Goal:
Below you will find a set of lines. Repeat them all exactly.

───── Data provided

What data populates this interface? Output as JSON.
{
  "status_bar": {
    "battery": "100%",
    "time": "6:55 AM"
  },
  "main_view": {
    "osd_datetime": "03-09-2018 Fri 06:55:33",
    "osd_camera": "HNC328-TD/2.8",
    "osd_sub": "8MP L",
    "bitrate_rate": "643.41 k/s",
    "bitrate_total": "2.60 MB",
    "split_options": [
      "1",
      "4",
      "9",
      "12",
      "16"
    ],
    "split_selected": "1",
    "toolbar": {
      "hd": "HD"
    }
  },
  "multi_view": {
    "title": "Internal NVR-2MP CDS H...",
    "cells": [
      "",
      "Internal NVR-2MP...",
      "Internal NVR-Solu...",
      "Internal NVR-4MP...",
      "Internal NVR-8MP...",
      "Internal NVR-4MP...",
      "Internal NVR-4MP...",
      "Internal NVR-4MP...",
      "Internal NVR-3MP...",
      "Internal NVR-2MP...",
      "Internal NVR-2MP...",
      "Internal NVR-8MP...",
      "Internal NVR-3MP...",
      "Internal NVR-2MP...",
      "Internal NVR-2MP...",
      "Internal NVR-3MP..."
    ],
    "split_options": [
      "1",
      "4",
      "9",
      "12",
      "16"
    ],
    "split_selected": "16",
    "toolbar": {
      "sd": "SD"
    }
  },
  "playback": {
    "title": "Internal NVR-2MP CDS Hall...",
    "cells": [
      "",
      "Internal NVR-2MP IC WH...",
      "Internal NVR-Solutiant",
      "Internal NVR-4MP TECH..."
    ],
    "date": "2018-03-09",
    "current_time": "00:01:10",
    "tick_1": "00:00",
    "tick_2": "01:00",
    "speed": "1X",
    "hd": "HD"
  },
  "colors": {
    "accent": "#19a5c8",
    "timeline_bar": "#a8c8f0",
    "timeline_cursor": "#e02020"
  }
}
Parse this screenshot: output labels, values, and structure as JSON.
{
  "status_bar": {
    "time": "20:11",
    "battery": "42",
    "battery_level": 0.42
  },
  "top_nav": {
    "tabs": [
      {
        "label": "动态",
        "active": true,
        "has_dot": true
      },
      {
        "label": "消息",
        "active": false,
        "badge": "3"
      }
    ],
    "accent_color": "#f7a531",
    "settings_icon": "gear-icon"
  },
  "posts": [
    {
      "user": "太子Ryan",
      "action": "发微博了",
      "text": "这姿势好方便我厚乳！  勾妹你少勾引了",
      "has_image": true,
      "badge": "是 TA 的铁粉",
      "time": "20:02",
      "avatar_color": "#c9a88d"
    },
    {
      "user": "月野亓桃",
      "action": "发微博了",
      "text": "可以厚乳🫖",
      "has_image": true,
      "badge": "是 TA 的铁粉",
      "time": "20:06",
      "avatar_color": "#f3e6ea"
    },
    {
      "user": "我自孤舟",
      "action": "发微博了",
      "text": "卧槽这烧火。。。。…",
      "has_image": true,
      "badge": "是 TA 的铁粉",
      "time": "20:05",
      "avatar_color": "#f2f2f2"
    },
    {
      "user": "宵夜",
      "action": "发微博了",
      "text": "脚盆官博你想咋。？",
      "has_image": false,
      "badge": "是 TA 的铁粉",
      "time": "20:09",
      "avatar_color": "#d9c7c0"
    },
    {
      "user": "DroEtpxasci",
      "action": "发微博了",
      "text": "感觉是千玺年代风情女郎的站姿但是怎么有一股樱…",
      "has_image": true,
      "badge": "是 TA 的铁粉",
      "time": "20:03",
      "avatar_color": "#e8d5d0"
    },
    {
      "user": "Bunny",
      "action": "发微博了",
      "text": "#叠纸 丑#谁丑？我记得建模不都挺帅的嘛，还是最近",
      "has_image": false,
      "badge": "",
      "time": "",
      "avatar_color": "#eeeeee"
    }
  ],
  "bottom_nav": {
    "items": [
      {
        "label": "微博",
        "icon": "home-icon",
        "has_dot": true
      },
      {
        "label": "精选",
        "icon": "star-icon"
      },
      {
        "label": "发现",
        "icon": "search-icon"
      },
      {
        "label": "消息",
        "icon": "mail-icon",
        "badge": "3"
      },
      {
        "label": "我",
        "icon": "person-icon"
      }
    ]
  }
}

──────────

Solution for this exercise:
What data populates this interface? Output as JSON.
{
  "status_bar": {
    "battery": "100%",
    "time": "6:55 AM"
  },
  "main_view": {
    "osd_datetime": "03-09-2018 Fri 06:55:33",
    "osd_camera": "HNC328-TD/2.8",
    "osd_sub": "8MP L",
    "bitrate_rate": "643.41 k/s",
    "bitrate_total": "2.60 MB",
    "split_options": [
      "1",
      "4",
      "9",
      "12",
      "16"
    ],
    "split_selected": "1",
    "toolbar": {
      "hd": "HD"
    }
  },
  "multi_view": {
    "title": "Internal NVR-2MP CDS H...",
    "cells": [
      "",
      "Internal NVR-2MP...",
      "Internal NVR-Solu...",
      "Internal NVR-4MP...",
      "Internal NVR-8MP...",
      "Internal NVR-4MP...",
      "Internal NVR-4MP...",
      "Internal NVR-4MP...",
      "Internal NVR-3MP...",
      "Internal NVR-2MP...",
      "Internal NVR-2MP...",
      "Internal NVR-8MP...",
      "Internal NVR-3MP...",
      "Internal NVR-2MP...",
      "Internal NVR-2MP...",
      "Internal NVR-3MP..."
    ],
    "split_options": [
      "1",
      "4",
      "9",
      "12",
      "16"
    ],
    "split_selected": "16",
    "toolbar": {
      "sd": "SD"
    }
  },
  "playback": {
    "title": "Internal NVR-2MP CDS Hall...",
    "cells": [
      "",
      "Internal NVR-2MP IC WH...",
      "Internal NVR-Solutiant",
      "Internal NVR-4MP TECH..."
    ],
    "date": "2018-03-09",
    "current_time": "00:01:10",
    "tick_1": "00:00",
    "tick_2": "01:00",
    "speed": "1X",
    "hd": "HD"
  },
  "colors": {
    "accent": "#19a5c8",
    "timeline_bar": "#a8c8f0",
    "timeline_cursor": "#e02020"
  }
}
Parse this screenshot: output labels, values, and structure as JSON.
{
  "status_bar": {
    "time": "20:11",
    "battery": "42",
    "battery_level": 0.42
  },
  "top_nav": {
    "tabs": [
      {
        "label": "动态",
        "active": true,
        "has_dot": true
      },
      {
        "label": "消息",
        "active": false,
        "badge": "3"
      }
    ],
    "accent_color": "#f7a531",
    "settings_icon": "gear-icon"
  },
  "posts": [
    {
      "user": "太子Ryan",
      "action": "发微博了",
      "text": "这姿势好方便我厚乳！  勾妹你少勾引了",
      "has_image": true,
      "badge": "是 TA 的铁粉",
      "time": "20:02",
      "avatar_color": "#c9a88d"
    },
    {
      "user": "月野亓桃",
      "action": "发微博了",
      "text": "可以厚乳🫖",
      "has_image": true,
      "badge": "是 TA 的铁粉",
      "time": "20:06",
      "avatar_color": "#f3e6ea"
    },
    {
      "user": "我自孤舟",
      "action": "发微博了",
      "text": "卧槽这烧火。。。。…",
      "has_image": true,
      "badge": "是 TA 的铁粉",
      "time": "20:05",
      "avatar_color": "#f2f2f2"
    },
    {
      "user": "宵夜",
      "action": "发微博了",
      "text": "脚盆官博你想咋。？",
      "has_image": false,
      "badge": "是 TA 的铁粉",
      "time": "20:09",
      "avatar_color": "#d9c7c0"
    },
    {
      "user": "DroEtpxasci",
      "action": "发微博了",
      "text": "感觉是千玺年代风情女郎的站姿但是怎么有一股樱…",
      "has_image": true,
      "badge": "是 TA 的铁粉",
      "time": "20:03",
      "avatar_color": "#e8d5d0"
    },
    {
      "user": "Bunny",
      "action": "发微博了",
      "text": "#叠纸 丑#谁丑？我记得建模不都挺帅的嘛，还是最近",
      "has_image": false,
      "badge": "",
      "time": "",
      "avatar_color": "#eeeeee"
    }
  ],
  "bottom_nav": {
    "items": [
      {
        "label": "微博",
        "icon": "home-icon",
        "has_dot": true
      },
      {
        "label": "精选",
        "icon": "star-icon"
      },
      {
        "label": "发现",
        "icon": "search-icon"
      },
      {
        "label": "消息",
        "icon": "mail-icon",
        "badge": "3"
      },
      {
        "label": "我",
        "icon": "person-icon"
      }
    ]
  }
}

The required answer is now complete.